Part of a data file
■ ■ ■

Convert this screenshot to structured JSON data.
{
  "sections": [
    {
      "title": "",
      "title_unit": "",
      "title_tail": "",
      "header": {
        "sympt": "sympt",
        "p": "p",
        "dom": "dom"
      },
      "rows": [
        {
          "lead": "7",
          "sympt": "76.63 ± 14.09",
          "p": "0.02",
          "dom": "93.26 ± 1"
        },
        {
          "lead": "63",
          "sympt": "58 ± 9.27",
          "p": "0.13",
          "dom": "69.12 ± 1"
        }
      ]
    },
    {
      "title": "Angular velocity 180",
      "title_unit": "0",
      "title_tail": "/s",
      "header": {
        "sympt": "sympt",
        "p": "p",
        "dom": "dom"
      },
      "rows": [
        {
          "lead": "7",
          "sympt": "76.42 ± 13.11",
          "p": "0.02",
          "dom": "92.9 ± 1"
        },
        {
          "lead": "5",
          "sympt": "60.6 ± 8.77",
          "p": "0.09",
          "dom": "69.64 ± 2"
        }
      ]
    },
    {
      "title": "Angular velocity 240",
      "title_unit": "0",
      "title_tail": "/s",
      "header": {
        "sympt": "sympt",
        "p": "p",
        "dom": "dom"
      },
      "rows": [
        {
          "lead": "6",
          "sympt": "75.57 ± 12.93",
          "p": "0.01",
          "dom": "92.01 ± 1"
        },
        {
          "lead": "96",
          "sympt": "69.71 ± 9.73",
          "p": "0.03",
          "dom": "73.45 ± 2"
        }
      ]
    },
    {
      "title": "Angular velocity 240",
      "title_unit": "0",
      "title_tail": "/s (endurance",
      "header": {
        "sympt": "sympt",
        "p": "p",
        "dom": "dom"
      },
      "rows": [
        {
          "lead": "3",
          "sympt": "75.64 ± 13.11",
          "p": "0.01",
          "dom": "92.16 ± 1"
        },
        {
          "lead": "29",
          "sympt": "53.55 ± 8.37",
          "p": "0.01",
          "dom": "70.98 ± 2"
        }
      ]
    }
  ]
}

■ ■ ■

Give the material above again, word for word.

Convert this screenshot to structured JSON data.
{
  "sections": [
    {
      "title": "",
      "title_unit": "",
      "title_tail": "",
      "header": {
        "sympt": "sympt",
        "p": "p",
        "dom": "dom"
      },
      "rows": [
        {
          "lead": "7",
          "sympt": "76.63 ± 14.09",
          "p": "0.02",
          "dom": "93.26 ± 1"
        },
        {
          "lead": "63",
          "sympt": "58 ± 9.27",
          "p": "0.13",
          "dom": "69.12 ± 1"
        }
      ]
    },
    {
      "title": "Angular velocity 180",
      "title_unit": "0",
      "title_tail": "/s",
      "header": {
        "sympt": "sympt",
        "p": "p",
        "dom": "dom"
      },
      "rows": [
        {
          "lead": "7",
          "sympt": "76.42 ± 13.11",
          "p": "0.02",
          "dom": "92.9 ± 1"
        },
        {
          "lead": "5",
          "sympt": "60.6 ± 8.77",
          "p": "0.09",
          "dom": "69.64 ± 2"
        }
      ]
    },
    {
      "title": "Angular velocity 240",
      "title_unit": "0",
      "title_tail": "/s",
      "header": {
        "sympt": "sympt",
        "p": "p",
        "dom": "dom"
      },
      "rows": [
        {
          "lead": "6",
          "sympt": "75.57 ± 12.93",
          "p": "0.01",
          "dom": "92.01 ± 1"
        },
        {
          "lead": "96",
          "sympt": "69.71 ± 9.73",
          "p": "0.03",
          "dom": "73.45 ± 2"
        }
      ]
    },
    {
      "title": "Angular velocity 240",
      "title_unit": "0",
      "title_tail": "/s (endurance",
      "header": {
        "sympt": "sympt",
        "p": "p",
        "dom": "dom"
      },
      "rows": [
        {
          "lead": "3",
          "sympt": "75.64 ± 13.11",
          "p": "0.01",
          "dom": "92.16 ± 1"
        },
        {
          "lead": "29",
          "sympt": "53.55 ± 8.37",
          "p": "0.01",
          "dom": "70.98 ± 2"
        }
      ]
    }
  ]
}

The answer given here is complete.